== Aim ==
Tally the lines containing the word "xlabel", and report the tally alone.

— START —

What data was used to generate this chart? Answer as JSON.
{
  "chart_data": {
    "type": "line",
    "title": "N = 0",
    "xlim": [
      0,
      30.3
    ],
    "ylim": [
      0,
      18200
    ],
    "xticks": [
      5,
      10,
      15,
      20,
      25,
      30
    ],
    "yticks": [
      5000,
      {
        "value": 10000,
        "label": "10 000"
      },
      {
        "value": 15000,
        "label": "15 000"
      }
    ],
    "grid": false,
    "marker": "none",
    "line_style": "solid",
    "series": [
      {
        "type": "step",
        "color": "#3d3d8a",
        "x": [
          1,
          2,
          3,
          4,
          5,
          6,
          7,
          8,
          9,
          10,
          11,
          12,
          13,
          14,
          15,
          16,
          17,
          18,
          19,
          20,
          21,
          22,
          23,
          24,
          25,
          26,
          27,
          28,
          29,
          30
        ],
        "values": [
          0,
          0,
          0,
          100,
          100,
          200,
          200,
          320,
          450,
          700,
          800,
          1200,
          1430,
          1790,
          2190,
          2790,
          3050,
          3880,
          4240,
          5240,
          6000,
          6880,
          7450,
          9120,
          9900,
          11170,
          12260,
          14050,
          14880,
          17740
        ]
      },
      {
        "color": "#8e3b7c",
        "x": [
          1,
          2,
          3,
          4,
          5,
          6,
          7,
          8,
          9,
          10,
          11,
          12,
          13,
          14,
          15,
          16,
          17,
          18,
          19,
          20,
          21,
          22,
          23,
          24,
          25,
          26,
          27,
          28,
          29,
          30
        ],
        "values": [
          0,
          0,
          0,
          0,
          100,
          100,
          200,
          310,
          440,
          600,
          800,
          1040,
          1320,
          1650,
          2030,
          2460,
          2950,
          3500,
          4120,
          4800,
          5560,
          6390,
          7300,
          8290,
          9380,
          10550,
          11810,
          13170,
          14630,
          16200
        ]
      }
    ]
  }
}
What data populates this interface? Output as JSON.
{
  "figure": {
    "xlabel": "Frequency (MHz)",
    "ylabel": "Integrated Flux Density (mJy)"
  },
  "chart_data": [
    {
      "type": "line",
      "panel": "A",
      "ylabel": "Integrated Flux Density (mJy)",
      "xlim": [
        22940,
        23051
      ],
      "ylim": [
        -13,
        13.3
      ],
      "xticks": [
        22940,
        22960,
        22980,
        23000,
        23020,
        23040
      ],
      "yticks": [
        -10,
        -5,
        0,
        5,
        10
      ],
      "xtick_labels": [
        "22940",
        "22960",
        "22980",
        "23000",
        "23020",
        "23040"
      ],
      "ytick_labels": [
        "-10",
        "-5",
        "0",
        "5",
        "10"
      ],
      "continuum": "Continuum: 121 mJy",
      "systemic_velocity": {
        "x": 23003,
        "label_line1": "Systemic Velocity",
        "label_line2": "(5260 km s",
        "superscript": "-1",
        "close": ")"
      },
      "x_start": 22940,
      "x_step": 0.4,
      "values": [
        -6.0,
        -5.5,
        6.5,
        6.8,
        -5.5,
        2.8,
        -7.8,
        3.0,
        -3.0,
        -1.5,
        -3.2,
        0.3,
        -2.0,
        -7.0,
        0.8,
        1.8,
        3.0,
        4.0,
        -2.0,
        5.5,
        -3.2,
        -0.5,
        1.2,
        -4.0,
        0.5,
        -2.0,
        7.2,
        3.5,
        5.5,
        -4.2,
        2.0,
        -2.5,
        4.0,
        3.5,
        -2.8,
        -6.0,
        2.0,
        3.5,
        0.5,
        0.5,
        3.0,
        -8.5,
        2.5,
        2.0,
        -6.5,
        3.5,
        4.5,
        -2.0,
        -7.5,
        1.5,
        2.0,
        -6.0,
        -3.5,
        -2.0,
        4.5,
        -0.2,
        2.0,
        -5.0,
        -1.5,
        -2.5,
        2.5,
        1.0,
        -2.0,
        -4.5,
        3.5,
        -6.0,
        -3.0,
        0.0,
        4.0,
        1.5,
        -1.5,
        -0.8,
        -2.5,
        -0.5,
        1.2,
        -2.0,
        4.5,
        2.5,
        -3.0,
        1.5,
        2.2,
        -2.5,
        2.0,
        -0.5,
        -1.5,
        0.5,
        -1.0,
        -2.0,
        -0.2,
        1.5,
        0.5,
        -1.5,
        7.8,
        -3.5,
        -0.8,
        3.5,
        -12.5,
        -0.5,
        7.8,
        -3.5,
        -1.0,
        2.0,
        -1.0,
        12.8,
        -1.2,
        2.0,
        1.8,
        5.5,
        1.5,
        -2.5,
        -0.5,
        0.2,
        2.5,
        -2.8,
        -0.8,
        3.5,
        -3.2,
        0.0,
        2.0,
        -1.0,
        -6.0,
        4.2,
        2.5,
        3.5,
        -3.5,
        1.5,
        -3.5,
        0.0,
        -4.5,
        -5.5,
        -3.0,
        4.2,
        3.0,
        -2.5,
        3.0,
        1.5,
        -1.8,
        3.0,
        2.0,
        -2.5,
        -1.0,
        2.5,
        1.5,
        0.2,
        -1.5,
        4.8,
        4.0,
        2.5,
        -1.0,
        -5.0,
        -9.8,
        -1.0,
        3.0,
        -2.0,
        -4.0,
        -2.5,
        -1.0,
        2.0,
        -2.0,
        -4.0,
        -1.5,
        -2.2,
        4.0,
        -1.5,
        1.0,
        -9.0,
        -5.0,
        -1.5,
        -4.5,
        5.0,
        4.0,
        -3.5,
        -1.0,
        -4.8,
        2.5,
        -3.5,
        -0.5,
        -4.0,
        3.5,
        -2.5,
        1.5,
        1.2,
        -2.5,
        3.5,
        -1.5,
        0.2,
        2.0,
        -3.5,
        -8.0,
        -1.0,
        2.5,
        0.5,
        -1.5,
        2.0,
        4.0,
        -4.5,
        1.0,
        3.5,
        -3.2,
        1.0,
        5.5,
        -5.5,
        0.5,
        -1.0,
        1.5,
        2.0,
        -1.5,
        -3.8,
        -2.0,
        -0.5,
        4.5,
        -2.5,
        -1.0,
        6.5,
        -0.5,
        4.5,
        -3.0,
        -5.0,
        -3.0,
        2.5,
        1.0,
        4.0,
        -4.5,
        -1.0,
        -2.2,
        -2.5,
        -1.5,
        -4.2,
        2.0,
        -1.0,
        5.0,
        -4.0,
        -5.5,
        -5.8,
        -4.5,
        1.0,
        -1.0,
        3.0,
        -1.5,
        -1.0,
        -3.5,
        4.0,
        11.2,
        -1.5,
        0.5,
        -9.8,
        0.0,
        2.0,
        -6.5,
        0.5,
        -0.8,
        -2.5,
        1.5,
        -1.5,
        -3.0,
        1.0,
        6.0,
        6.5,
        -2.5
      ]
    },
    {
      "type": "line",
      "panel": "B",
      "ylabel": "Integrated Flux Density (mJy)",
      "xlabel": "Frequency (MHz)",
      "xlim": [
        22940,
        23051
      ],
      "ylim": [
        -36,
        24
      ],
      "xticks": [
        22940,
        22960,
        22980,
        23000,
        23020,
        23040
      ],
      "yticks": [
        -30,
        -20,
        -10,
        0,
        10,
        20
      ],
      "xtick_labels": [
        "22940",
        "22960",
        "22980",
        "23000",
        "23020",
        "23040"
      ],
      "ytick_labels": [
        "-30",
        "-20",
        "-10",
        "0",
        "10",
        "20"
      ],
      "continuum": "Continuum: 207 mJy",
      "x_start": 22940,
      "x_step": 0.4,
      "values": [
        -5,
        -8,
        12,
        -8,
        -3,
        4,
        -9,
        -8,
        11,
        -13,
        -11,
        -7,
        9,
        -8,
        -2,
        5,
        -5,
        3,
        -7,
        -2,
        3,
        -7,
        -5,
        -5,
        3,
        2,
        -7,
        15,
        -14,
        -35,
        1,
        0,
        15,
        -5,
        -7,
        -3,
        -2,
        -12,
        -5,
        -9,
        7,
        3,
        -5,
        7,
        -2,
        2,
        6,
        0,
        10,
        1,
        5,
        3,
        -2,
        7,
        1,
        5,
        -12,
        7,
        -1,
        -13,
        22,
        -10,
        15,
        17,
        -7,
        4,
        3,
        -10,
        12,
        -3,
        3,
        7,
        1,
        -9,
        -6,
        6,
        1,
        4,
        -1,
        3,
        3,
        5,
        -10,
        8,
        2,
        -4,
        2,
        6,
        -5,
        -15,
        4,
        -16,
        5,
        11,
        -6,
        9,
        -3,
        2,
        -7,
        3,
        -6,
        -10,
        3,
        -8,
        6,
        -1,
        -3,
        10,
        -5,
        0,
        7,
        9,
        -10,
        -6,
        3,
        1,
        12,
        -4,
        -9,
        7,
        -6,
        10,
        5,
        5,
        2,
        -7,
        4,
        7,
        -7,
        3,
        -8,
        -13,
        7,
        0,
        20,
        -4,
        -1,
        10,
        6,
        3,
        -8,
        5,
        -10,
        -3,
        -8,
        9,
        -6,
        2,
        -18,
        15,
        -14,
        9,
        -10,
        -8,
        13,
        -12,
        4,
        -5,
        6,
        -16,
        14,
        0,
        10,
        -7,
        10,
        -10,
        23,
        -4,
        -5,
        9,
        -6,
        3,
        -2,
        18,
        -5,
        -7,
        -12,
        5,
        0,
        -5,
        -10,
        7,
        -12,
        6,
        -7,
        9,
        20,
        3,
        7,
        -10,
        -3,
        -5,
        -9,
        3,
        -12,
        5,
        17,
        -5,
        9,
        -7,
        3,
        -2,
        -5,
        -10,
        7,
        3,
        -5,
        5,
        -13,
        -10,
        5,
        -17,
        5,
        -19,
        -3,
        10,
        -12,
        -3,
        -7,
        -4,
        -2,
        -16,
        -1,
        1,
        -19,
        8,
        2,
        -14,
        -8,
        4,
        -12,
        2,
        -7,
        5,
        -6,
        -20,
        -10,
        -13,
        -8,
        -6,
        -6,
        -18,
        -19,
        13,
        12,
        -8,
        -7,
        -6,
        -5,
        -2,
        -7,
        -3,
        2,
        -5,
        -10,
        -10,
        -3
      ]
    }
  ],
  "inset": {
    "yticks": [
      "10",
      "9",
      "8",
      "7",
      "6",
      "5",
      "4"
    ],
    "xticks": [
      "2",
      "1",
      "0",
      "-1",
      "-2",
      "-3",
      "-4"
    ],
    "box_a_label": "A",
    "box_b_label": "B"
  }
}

— END —

== Exercise output ==
2